In this exercise, return the whole listing exactly, excluding any images.

## BEGIN Data rows

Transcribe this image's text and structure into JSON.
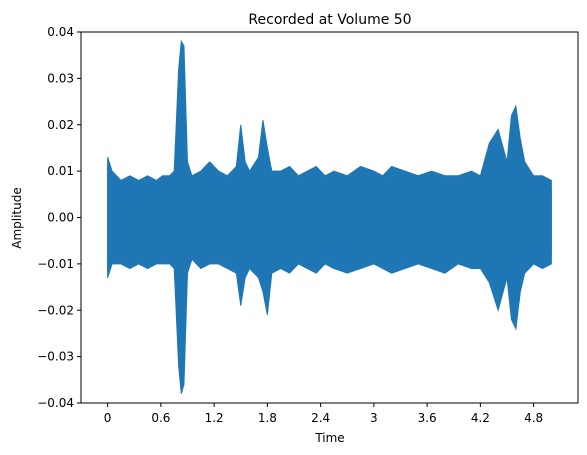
{
  "chart_data": {
    "type": "line",
    "title": "Recorded at Volume 50",
    "xlabel": "Time",
    "ylabel": "Amplitude",
    "xlim": [
      -0.3,
      5.3
    ],
    "ylim": [
      -0.04,
      0.04
    ],
    "xticks": [
      0,
      0.6,
      1.2,
      1.8,
      2.4,
      3.0,
      3.6,
      4.2,
      4.8
    ],
    "xtick_labels": [
      "0",
      "0.6",
      "1.2",
      "1.8",
      "2.4",
      "3",
      "3.6",
      "4.2",
      "4.8"
    ],
    "yticks": [
      -0.04,
      -0.03,
      -0.02,
      -0.01,
      0.0,
      0.01,
      0.02,
      0.03,
      0.04
    ],
    "ytick_labels": [
      "−0.04",
      "−0.03",
      "−0.02",
      "−0.01",
      "0.00",
      "0.01",
      "0.02",
      "0.03",
      "0.04"
    ],
    "grid": false,
    "series": [
      {
        "color": "#1f77b4",
        "envelope": {
          "x": [
            0.0,
            0.05,
            0.15,
            0.25,
            0.35,
            0.45,
            0.55,
            0.62,
            0.7,
            0.75,
            0.8,
            0.83,
            0.86,
            0.9,
            0.95,
            1.05,
            1.15,
            1.25,
            1.35,
            1.45,
            1.5,
            1.55,
            1.6,
            1.7,
            1.75,
            1.8,
            1.85,
            1.95,
            2.05,
            2.15,
            2.25,
            2.35,
            2.45,
            2.55,
            2.7,
            2.85,
            3.0,
            3.1,
            3.2,
            3.35,
            3.5,
            3.65,
            3.8,
            3.95,
            4.1,
            4.2,
            4.3,
            4.4,
            4.5,
            4.55,
            4.6,
            4.65,
            4.7,
            4.8,
            4.9,
            5.0
          ],
          "upper": [
            0.013,
            0.01,
            0.008,
            0.009,
            0.008,
            0.009,
            0.008,
            0.009,
            0.009,
            0.01,
            0.032,
            0.038,
            0.037,
            0.012,
            0.009,
            0.01,
            0.012,
            0.01,
            0.009,
            0.011,
            0.02,
            0.012,
            0.01,
            0.013,
            0.021,
            0.015,
            0.01,
            0.01,
            0.011,
            0.009,
            0.01,
            0.011,
            0.009,
            0.01,
            0.009,
            0.011,
            0.01,
            0.009,
            0.011,
            0.01,
            0.009,
            0.01,
            0.009,
            0.009,
            0.01,
            0.009,
            0.016,
            0.019,
            0.012,
            0.022,
            0.024,
            0.017,
            0.012,
            0.009,
            0.009,
            0.008
          ],
          "lower": [
            -0.013,
            -0.01,
            -0.01,
            -0.011,
            -0.01,
            -0.011,
            -0.01,
            -0.01,
            -0.01,
            -0.011,
            -0.032,
            -0.038,
            -0.036,
            -0.012,
            -0.009,
            -0.011,
            -0.01,
            -0.01,
            -0.011,
            -0.012,
            -0.019,
            -0.013,
            -0.011,
            -0.013,
            -0.016,
            -0.021,
            -0.012,
            -0.011,
            -0.012,
            -0.01,
            -0.011,
            -0.012,
            -0.01,
            -0.011,
            -0.012,
            -0.011,
            -0.01,
            -0.011,
            -0.012,
            -0.011,
            -0.01,
            -0.011,
            -0.012,
            -0.01,
            -0.011,
            -0.011,
            -0.014,
            -0.02,
            -0.013,
            -0.022,
            -0.024,
            -0.016,
            -0.012,
            -0.01,
            -0.011,
            -0.01
          ]
        }
      }
    ]
  }
}
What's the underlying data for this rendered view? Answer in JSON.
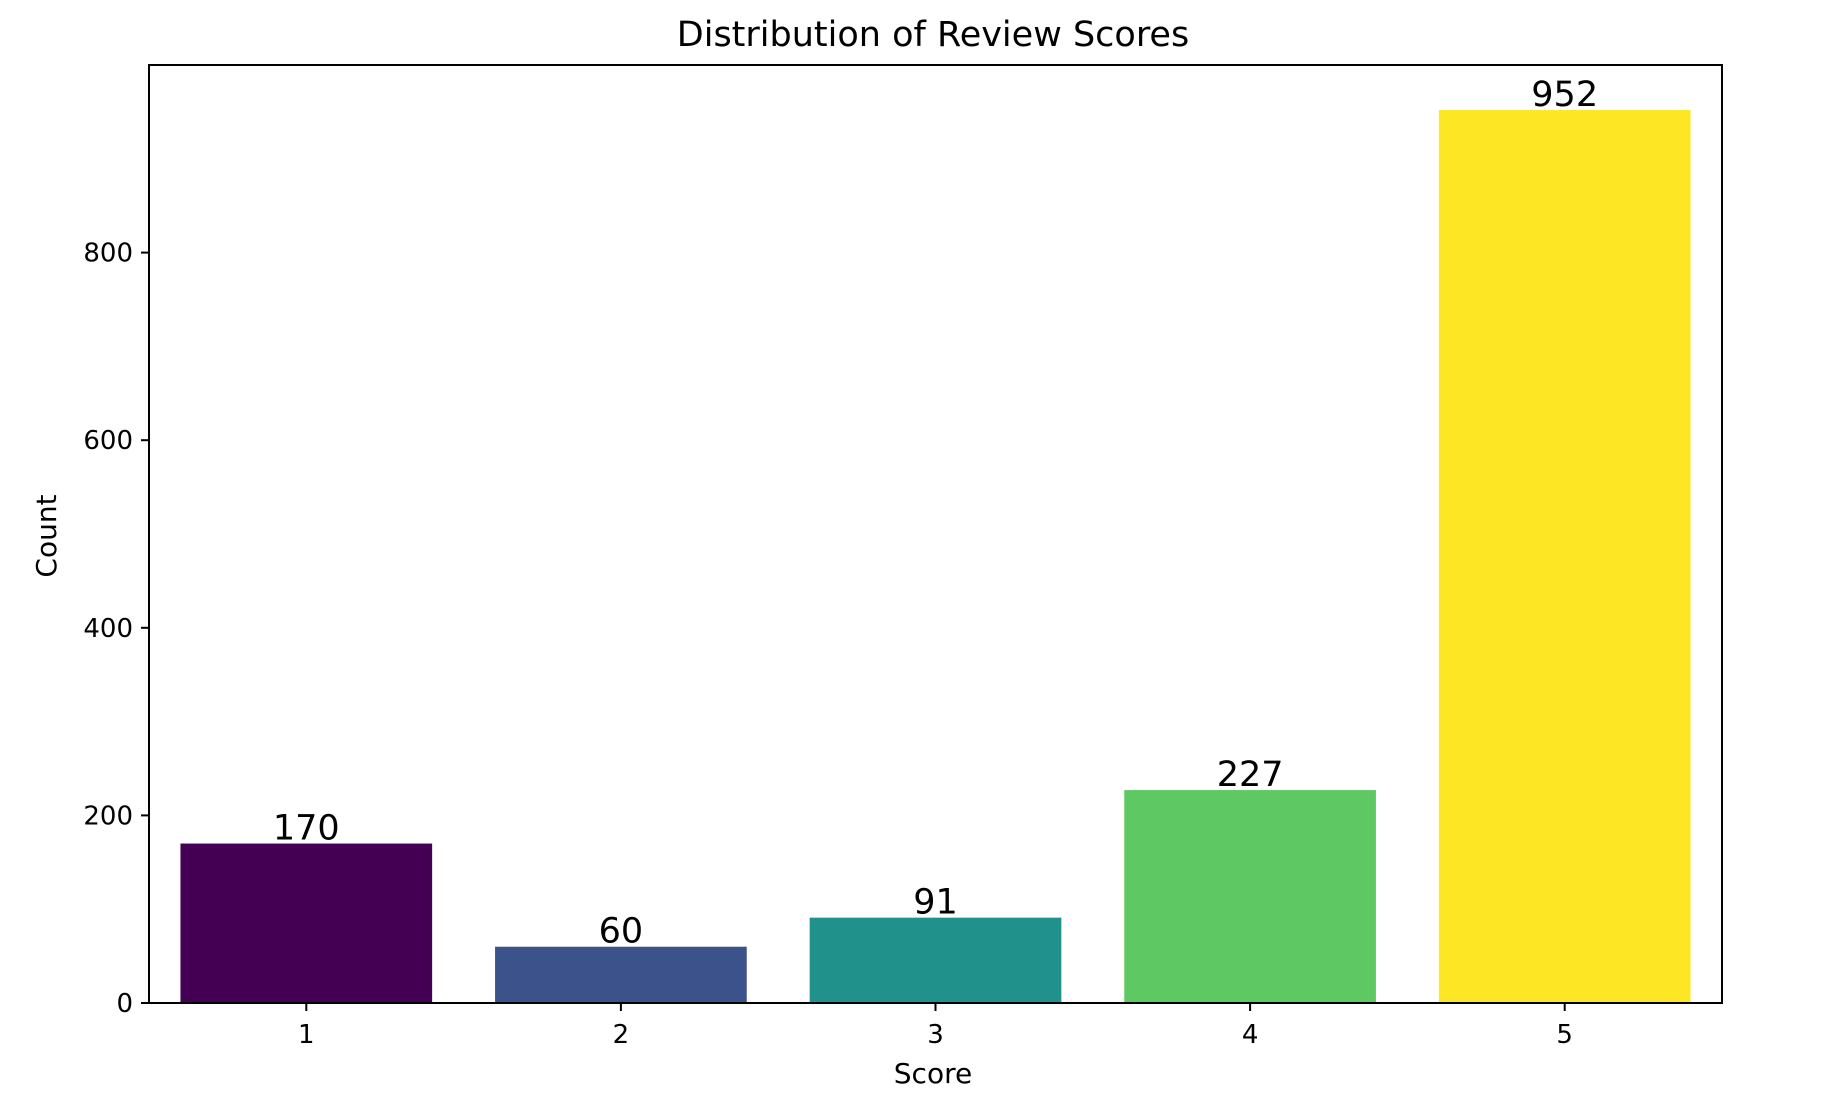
{
  "chart_data": {
    "type": "bar",
    "title": "Distribution of Review Scores",
    "xlabel": "Score",
    "ylabel": "Count",
    "categories": [
      "1",
      "2",
      "3",
      "4",
      "5"
    ],
    "values": [
      170,
      60,
      91,
      227,
      952
    ],
    "data_labels": [
      "170",
      "60",
      "91",
      "227",
      "952"
    ],
    "colors": [
      "#440154",
      "#3b528b",
      "#21918c",
      "#5ec962",
      "#fde725"
    ],
    "ylim": [
      0,
      1000
    ],
    "yticks": [
      0,
      200,
      400,
      600,
      800
    ],
    "ytick_labels": [
      "0",
      "200",
      "400",
      "600",
      "800"
    ],
    "grid": false,
    "legend": "none"
  }
}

## END Data rows

→ **Result for this exercise**:
Transcribe this image's text and structure into JSON.
{
  "chart_data": {
    "type": "line",
    "title": "Recorded at Volume 50",
    "xlabel": "Time",
    "ylabel": "Amplitude",
    "xlim": [
      -0.3,
      5.3
    ],
    "ylim": [
      -0.04,
      0.04
    ],
    "xticks": [
      0,
      0.6,
      1.2,
      1.8,
      2.4,
      3.0,
      3.6,
      4.2,
      4.8
    ],
    "xtick_labels": [
      "0",
      "0.6",
      "1.2",
      "1.8",
      "2.4",
      "3",
      "3.6",
      "4.2",
      "4.8"
    ],
    "yticks": [
      -0.04,
      -0.03,
      -0.02,
      -0.01,
      0.0,
      0.01,
      0.02,
      0.03,
      0.04
    ],
    "ytick_labels": [
      "−0.04",
      "−0.03",
      "−0.02",
      "−0.01",
      "0.00",
      "0.01",
      "0.02",
      "0.03",
      "0.04"
    ],
    "grid": false,
    "series": [
      {
        "color": "#1f77b4",
        "envelope": {
          "x": [
            0.0,
            0.05,
            0.15,
            0.25,
            0.35,
            0.45,
            0.55,
            0.62,
            0.7,
            0.75,
            0.8,
            0.83,
            0.86,
            0.9,
            0.95,
            1.05,
            1.15,
            1.25,
            1.35,
            1.45,
            1.5,
            1.55,
            1.6,
            1.7,
            1.75,
            1.8,
            1.85,
            1.95,
            2.05,
            2.15,
            2.25,
            2.35,
            2.45,
            2.55,
            2.7,
            2.85,
            3.0,
            3.1,
            3.2,
            3.35,
            3.5,
            3.65,
            3.8,
            3.95,
            4.1,
            4.2,
            4.3,
            4.4,
            4.5,
            4.55,
            4.6,
            4.65,
            4.7,
            4.8,
            4.9,
            5.0
          ],
          "upper": [
            0.013,
            0.01,
            0.008,
            0.009,
            0.008,
            0.009,
            0.008,
            0.009,
            0.009,
            0.01,
            0.032,
            0.038,
            0.037,
            0.012,
            0.009,
            0.01,
            0.012,
            0.01,
            0.009,
            0.011,
            0.02,
            0.012,
            0.01,
            0.013,
            0.021,
            0.015,
            0.01,
            0.01,
            0.011,
            0.009,
            0.01,
            0.011,
            0.009,
            0.01,
            0.009,
            0.011,
            0.01,
            0.009,
            0.011,
            0.01,
            0.009,
            0.01,
            0.009,
            0.009,
            0.01,
            0.009,
            0.016,
            0.019,
            0.012,
            0.022,
            0.024,
            0.017,
            0.012,
            0.009,
            0.009,
            0.008
          ],
          "lower": [
            -0.013,
            -0.01,
            -0.01,
            -0.011,
            -0.01,
            -0.011,
            -0.01,
            -0.01,
            -0.01,
            -0.011,
            -0.032,
            -0.038,
            -0.036,
            -0.012,
            -0.009,
            -0.011,
            -0.01,
            -0.01,
            -0.011,
            -0.012,
            -0.019,
            -0.013,
            -0.011,
            -0.013,
            -0.016,
            -0.021,
            -0.012,
            -0.011,
            -0.012,
            -0.01,
            -0.011,
            -0.012,
            -0.01,
            -0.011,
            -0.012,
            -0.011,
            -0.01,
            -0.011,
            -0.012,
            -0.011,
            -0.01,
            -0.011,
            -0.012,
            -0.01,
            -0.011,
            -0.011,
            -0.014,
            -0.02,
            -0.013,
            -0.022,
            -0.024,
            -0.016,
            -0.012,
            -0.01,
            -0.011,
            -0.01
          ]
        }
      }
    ]
  }
}
What's the underlying data for this rendered view? Answer in JSON.
{
  "chart_data": {
    "type": "bar",
    "title": "Distribution of Review Scores",
    "xlabel": "Score",
    "ylabel": "Count",
    "categories": [
      "1",
      "2",
      "3",
      "4",
      "5"
    ],
    "values": [
      170,
      60,
      91,
      227,
      952
    ],
    "data_labels": [
      "170",
      "60",
      "91",
      "227",
      "952"
    ],
    "colors": [
      "#440154",
      "#3b528b",
      "#21918c",
      "#5ec962",
      "#fde725"
    ],
    "ylim": [
      0,
      1000
    ],
    "yticks": [
      0,
      200,
      400,
      600,
      800
    ],
    "ytick_labels": [
      "0",
      "200",
      "400",
      "600",
      "800"
    ],
    "grid": false,
    "legend": "none"
  }
}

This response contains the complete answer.